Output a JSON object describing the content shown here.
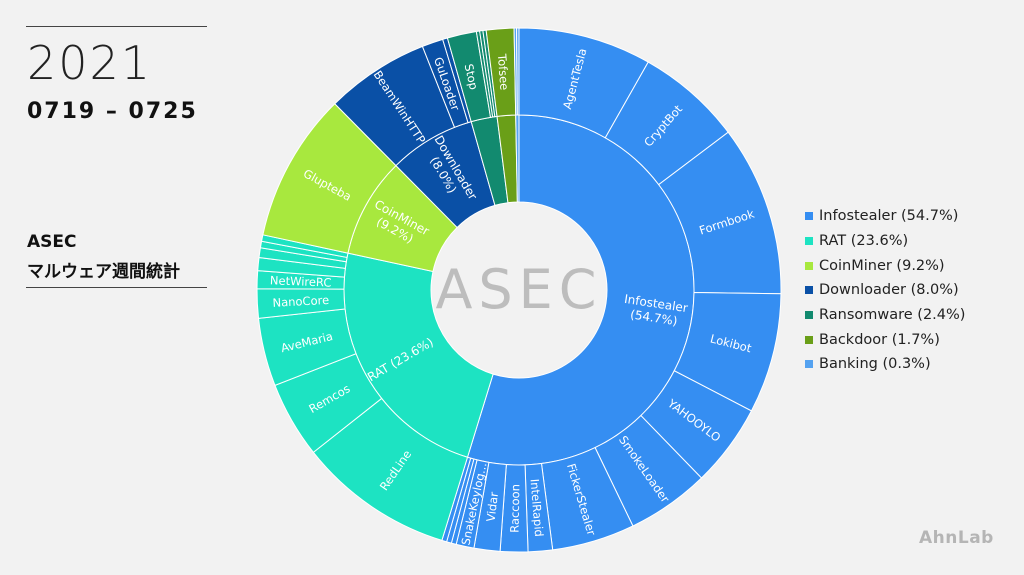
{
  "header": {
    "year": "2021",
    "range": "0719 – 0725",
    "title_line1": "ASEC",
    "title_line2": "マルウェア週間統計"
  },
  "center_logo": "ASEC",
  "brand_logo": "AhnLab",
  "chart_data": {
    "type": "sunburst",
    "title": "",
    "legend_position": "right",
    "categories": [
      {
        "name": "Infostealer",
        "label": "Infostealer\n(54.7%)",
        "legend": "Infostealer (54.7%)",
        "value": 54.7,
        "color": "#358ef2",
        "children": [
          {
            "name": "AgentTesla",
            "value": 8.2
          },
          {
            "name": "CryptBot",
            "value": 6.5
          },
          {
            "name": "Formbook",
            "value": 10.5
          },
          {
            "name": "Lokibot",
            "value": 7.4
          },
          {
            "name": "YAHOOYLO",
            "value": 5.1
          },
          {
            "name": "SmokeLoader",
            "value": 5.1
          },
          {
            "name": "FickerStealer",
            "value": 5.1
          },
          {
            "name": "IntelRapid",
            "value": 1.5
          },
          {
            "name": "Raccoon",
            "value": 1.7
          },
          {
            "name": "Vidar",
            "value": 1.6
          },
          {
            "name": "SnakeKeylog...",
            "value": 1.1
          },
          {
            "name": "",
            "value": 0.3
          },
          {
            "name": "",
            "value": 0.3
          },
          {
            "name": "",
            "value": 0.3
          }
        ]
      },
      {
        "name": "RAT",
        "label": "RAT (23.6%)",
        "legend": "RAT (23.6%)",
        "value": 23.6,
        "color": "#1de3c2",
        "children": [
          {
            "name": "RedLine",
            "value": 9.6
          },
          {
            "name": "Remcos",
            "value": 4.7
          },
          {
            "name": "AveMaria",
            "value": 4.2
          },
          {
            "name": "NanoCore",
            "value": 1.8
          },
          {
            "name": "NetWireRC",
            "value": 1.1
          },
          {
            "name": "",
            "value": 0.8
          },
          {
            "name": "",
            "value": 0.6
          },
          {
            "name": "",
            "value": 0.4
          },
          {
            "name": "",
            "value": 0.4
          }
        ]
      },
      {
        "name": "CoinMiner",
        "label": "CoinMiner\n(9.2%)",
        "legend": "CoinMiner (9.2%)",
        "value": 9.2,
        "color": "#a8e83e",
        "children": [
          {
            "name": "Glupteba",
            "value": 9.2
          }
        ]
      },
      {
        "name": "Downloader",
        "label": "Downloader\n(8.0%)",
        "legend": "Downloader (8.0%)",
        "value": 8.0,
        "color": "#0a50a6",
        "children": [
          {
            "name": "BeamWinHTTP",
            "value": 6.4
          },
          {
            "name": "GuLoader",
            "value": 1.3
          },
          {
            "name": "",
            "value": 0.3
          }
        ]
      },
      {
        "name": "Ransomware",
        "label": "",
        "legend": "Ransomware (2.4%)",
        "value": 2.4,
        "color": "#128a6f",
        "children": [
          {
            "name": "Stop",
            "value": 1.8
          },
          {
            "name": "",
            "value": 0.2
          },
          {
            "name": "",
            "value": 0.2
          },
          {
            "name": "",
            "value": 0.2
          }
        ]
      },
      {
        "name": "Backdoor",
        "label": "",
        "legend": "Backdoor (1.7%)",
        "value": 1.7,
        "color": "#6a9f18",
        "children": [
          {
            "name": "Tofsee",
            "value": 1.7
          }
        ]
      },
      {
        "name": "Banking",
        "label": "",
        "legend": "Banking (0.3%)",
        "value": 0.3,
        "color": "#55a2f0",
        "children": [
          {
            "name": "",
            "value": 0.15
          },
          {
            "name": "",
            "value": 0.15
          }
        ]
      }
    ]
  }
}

________________________________________

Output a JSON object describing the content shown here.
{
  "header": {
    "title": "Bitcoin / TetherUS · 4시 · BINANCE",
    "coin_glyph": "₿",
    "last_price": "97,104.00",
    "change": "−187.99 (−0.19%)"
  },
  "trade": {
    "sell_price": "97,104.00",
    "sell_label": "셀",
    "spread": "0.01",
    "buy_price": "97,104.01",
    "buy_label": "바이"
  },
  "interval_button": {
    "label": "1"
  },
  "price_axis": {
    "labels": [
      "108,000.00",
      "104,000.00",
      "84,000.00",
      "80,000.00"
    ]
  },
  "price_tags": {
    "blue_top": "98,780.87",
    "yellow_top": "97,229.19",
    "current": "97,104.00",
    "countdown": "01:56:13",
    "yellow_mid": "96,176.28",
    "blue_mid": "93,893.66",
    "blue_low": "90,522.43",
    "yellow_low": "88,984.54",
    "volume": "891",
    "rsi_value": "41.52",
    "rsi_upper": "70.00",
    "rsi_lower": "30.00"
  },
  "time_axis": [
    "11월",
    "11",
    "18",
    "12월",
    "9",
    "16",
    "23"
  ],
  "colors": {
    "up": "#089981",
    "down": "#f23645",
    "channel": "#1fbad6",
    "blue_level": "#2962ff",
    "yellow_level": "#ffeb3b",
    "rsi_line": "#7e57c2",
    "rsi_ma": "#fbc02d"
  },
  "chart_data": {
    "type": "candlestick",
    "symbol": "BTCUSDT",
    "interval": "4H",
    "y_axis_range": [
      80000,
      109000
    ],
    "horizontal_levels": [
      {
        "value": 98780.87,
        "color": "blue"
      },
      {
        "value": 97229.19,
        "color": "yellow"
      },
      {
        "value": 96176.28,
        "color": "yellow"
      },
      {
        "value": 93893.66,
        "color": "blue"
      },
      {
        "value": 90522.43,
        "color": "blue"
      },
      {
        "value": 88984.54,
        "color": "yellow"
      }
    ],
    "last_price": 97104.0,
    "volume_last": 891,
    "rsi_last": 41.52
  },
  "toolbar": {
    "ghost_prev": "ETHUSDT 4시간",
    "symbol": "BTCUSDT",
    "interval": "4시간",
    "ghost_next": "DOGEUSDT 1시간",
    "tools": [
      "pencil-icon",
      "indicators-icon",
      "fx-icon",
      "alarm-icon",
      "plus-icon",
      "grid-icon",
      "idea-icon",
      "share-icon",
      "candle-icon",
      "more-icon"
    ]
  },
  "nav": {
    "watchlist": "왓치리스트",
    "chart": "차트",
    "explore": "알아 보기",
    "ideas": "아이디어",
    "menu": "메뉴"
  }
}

________________________________________

§ TASK TO CARRY OUT: Filter the records above and return every line that holds the word "CoinMiner".

§ WRITTEN SOLUTION:
        "name": "CoinMiner",
        "label": "CoinMiner\n(9.2%)",
        "legend": "CoinMiner (9.2%)",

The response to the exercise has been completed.